--- start of PROVIDED DATA ---
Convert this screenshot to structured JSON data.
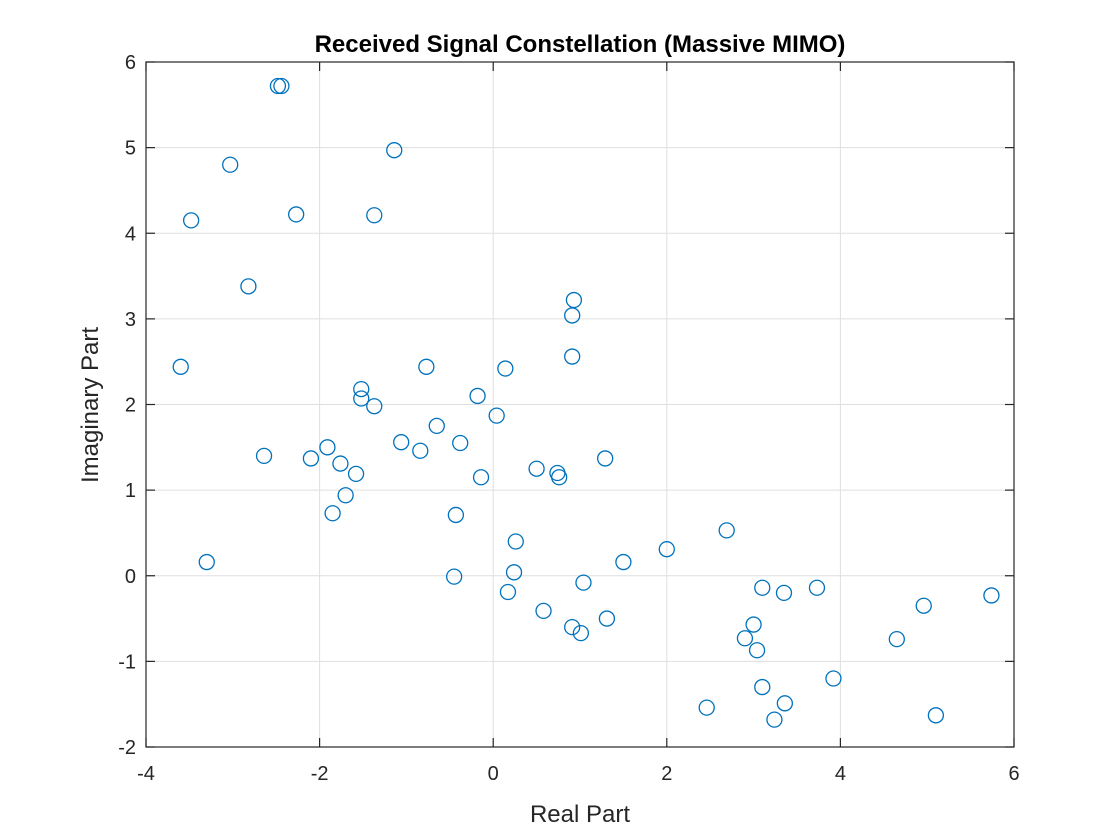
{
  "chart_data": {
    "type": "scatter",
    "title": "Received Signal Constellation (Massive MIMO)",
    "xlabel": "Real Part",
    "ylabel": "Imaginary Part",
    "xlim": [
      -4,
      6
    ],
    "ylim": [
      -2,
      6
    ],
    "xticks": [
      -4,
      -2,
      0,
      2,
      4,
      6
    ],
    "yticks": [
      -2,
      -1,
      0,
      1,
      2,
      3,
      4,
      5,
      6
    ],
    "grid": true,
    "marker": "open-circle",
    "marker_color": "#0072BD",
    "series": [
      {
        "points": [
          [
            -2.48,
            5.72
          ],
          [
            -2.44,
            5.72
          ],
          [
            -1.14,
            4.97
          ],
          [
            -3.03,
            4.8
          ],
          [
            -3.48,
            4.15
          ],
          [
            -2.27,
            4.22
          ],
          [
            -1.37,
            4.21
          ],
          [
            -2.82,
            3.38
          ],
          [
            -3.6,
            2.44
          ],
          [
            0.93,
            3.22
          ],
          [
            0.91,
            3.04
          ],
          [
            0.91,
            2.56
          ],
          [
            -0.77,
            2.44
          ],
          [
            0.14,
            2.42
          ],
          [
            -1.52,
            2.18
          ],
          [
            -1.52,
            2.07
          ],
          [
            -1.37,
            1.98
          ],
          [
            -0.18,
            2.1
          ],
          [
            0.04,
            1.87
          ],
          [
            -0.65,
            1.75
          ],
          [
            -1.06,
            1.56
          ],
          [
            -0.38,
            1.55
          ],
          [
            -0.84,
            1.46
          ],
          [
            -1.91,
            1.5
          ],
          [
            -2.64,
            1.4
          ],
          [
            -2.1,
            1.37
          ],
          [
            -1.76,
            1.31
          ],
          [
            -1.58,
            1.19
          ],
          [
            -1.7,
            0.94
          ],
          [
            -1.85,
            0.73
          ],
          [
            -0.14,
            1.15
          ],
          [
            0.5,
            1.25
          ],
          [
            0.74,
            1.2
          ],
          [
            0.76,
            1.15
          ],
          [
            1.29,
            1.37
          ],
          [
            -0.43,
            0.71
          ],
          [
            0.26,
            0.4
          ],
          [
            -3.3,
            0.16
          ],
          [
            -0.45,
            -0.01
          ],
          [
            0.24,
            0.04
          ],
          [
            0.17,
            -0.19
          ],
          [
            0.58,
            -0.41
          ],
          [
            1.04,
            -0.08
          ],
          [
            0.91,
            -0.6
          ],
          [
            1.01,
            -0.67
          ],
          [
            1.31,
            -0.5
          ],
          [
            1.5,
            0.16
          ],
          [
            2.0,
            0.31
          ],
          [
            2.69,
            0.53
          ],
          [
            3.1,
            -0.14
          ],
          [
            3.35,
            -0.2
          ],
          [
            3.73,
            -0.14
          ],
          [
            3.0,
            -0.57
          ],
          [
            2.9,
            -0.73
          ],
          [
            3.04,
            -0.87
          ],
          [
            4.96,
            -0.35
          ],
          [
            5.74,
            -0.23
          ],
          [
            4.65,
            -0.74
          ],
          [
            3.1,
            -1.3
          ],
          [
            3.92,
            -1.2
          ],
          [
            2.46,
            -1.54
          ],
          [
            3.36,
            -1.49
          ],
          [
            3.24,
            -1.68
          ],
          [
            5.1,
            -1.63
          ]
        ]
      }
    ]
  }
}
--- end of PROVIDED DATA ---
▶ WHAT THE TASK ASKS: Copy the records word for word, leaving no picture in the copy.

▶ RIGHT ANSWER:
Convert this screenshot to structured JSON data.
{
  "chart_data": {
    "type": "scatter",
    "title": "Received Signal Constellation (Massive MIMO)",
    "xlabel": "Real Part",
    "ylabel": "Imaginary Part",
    "xlim": [
      -4,
      6
    ],
    "ylim": [
      -2,
      6
    ],
    "xticks": [
      -4,
      -2,
      0,
      2,
      4,
      6
    ],
    "yticks": [
      -2,
      -1,
      0,
      1,
      2,
      3,
      4,
      5,
      6
    ],
    "grid": true,
    "marker": "open-circle",
    "marker_color": "#0072BD",
    "series": [
      {
        "points": [
          [
            -2.48,
            5.72
          ],
          [
            -2.44,
            5.72
          ],
          [
            -1.14,
            4.97
          ],
          [
            -3.03,
            4.8
          ],
          [
            -3.48,
            4.15
          ],
          [
            -2.27,
            4.22
          ],
          [
            -1.37,
            4.21
          ],
          [
            -2.82,
            3.38
          ],
          [
            -3.6,
            2.44
          ],
          [
            0.93,
            3.22
          ],
          [
            0.91,
            3.04
          ],
          [
            0.91,
            2.56
          ],
          [
            -0.77,
            2.44
          ],
          [
            0.14,
            2.42
          ],
          [
            -1.52,
            2.18
          ],
          [
            -1.52,
            2.07
          ],
          [
            -1.37,
            1.98
          ],
          [
            -0.18,
            2.1
          ],
          [
            0.04,
            1.87
          ],
          [
            -0.65,
            1.75
          ],
          [
            -1.06,
            1.56
          ],
          [
            -0.38,
            1.55
          ],
          [
            -0.84,
            1.46
          ],
          [
            -1.91,
            1.5
          ],
          [
            -2.64,
            1.4
          ],
          [
            -2.1,
            1.37
          ],
          [
            -1.76,
            1.31
          ],
          [
            -1.58,
            1.19
          ],
          [
            -1.7,
            0.94
          ],
          [
            -1.85,
            0.73
          ],
          [
            -0.14,
            1.15
          ],
          [
            0.5,
            1.25
          ],
          [
            0.74,
            1.2
          ],
          [
            0.76,
            1.15
          ],
          [
            1.29,
            1.37
          ],
          [
            -0.43,
            0.71
          ],
          [
            0.26,
            0.4
          ],
          [
            -3.3,
            0.16
          ],
          [
            -0.45,
            -0.01
          ],
          [
            0.24,
            0.04
          ],
          [
            0.17,
            -0.19
          ],
          [
            0.58,
            -0.41
          ],
          [
            1.04,
            -0.08
          ],
          [
            0.91,
            -0.6
          ],
          [
            1.01,
            -0.67
          ],
          [
            1.31,
            -0.5
          ],
          [
            1.5,
            0.16
          ],
          [
            2.0,
            0.31
          ],
          [
            2.69,
            0.53
          ],
          [
            3.1,
            -0.14
          ],
          [
            3.35,
            -0.2
          ],
          [
            3.73,
            -0.14
          ],
          [
            3.0,
            -0.57
          ],
          [
            2.9,
            -0.73
          ],
          [
            3.04,
            -0.87
          ],
          [
            4.96,
            -0.35
          ],
          [
            5.74,
            -0.23
          ],
          [
            4.65,
            -0.74
          ],
          [
            3.1,
            -1.3
          ],
          [
            3.92,
            -1.2
          ],
          [
            2.46,
            -1.54
          ],
          [
            3.36,
            -1.49
          ],
          [
            3.24,
            -1.68
          ],
          [
            5.1,
            -1.63
          ]
        ]
      }
    ]
  }
}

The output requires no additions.